Set problem:
Copy each line below that includes "name".

Data for the task:
§ §

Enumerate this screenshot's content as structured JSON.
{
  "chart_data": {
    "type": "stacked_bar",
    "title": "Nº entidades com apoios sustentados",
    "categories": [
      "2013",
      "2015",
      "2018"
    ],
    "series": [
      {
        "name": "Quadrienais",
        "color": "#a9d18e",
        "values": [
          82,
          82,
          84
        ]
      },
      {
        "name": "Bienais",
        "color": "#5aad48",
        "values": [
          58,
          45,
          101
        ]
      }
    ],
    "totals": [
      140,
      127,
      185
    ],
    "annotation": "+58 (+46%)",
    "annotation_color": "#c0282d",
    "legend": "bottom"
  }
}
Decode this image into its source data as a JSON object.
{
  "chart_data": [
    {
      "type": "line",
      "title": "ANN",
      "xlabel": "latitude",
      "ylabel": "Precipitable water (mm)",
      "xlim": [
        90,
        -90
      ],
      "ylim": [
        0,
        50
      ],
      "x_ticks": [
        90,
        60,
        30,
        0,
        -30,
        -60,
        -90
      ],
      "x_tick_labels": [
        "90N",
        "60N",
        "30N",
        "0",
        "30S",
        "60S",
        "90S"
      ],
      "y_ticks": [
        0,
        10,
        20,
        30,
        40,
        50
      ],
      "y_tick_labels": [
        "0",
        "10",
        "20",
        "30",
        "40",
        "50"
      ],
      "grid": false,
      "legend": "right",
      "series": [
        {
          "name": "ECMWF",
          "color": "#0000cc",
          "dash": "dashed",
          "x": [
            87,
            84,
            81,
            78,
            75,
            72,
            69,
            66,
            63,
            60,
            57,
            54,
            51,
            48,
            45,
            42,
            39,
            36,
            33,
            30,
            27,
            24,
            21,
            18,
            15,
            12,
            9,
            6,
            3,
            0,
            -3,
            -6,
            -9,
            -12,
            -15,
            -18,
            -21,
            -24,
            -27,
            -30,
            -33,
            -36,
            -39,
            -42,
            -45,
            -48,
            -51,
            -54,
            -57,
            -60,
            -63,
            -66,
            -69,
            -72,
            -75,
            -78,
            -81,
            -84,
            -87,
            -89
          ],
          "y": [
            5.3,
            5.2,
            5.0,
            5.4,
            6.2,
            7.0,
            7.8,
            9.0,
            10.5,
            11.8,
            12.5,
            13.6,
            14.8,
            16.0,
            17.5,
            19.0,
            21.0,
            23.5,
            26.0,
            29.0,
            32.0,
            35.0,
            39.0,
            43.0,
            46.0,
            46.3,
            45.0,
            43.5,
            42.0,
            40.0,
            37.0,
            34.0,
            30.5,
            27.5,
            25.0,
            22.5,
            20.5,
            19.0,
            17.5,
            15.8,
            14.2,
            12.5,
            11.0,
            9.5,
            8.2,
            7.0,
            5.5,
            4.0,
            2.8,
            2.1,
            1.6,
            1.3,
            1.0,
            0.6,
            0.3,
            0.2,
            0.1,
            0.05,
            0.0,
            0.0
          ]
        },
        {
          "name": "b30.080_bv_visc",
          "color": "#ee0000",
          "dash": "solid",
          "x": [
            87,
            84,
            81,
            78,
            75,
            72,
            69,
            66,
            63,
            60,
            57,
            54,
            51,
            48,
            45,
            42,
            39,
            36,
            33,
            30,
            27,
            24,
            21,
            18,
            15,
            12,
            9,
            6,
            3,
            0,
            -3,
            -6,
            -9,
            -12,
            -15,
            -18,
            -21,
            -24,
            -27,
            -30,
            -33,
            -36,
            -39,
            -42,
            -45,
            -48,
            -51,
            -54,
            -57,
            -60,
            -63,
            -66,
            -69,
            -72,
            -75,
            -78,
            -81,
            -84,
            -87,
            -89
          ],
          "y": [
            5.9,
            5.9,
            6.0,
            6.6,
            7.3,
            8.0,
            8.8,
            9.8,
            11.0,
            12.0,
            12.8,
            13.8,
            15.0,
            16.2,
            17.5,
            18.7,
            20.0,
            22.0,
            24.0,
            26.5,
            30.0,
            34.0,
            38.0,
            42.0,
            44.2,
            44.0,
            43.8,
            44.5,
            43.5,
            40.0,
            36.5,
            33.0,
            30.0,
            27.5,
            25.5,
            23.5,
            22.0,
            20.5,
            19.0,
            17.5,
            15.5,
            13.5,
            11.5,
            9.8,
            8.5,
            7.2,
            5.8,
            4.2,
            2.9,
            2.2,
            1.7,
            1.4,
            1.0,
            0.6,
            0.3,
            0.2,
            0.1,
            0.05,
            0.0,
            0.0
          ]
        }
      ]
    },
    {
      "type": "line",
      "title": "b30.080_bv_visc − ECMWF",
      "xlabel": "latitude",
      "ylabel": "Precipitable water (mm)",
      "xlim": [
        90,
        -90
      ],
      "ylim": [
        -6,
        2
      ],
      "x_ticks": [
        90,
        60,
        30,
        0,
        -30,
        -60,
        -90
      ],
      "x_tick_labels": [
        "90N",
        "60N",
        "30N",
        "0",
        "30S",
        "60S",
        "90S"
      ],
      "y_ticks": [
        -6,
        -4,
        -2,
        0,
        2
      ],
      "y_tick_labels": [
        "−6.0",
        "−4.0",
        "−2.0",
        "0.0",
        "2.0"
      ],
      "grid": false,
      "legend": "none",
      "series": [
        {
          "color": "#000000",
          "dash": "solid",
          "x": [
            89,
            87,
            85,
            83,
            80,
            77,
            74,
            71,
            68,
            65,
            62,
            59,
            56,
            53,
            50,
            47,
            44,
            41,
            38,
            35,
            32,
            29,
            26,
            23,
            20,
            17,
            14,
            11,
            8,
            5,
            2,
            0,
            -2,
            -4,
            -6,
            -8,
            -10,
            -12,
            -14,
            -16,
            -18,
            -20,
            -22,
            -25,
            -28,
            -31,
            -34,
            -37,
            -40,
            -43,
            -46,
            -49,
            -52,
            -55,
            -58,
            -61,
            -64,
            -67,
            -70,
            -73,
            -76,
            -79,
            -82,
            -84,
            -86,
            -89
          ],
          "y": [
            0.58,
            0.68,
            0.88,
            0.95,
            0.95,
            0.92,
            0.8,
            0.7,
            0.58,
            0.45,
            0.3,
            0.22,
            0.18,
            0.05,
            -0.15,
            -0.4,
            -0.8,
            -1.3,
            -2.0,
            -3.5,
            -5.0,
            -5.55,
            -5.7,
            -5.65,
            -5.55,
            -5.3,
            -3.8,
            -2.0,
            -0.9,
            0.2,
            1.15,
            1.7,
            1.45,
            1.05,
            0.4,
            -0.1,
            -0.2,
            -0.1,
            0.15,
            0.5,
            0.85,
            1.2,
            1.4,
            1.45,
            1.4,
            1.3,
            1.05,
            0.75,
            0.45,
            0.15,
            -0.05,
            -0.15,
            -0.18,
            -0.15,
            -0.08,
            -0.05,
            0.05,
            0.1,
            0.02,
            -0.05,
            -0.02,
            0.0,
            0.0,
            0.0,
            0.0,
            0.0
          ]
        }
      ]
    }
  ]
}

§ §

Completed exercise:
        "name": "Quadrienais",
        "name": "Bienais",
          "name": "ECMWF",
          "name": "b30.080_bv_visc",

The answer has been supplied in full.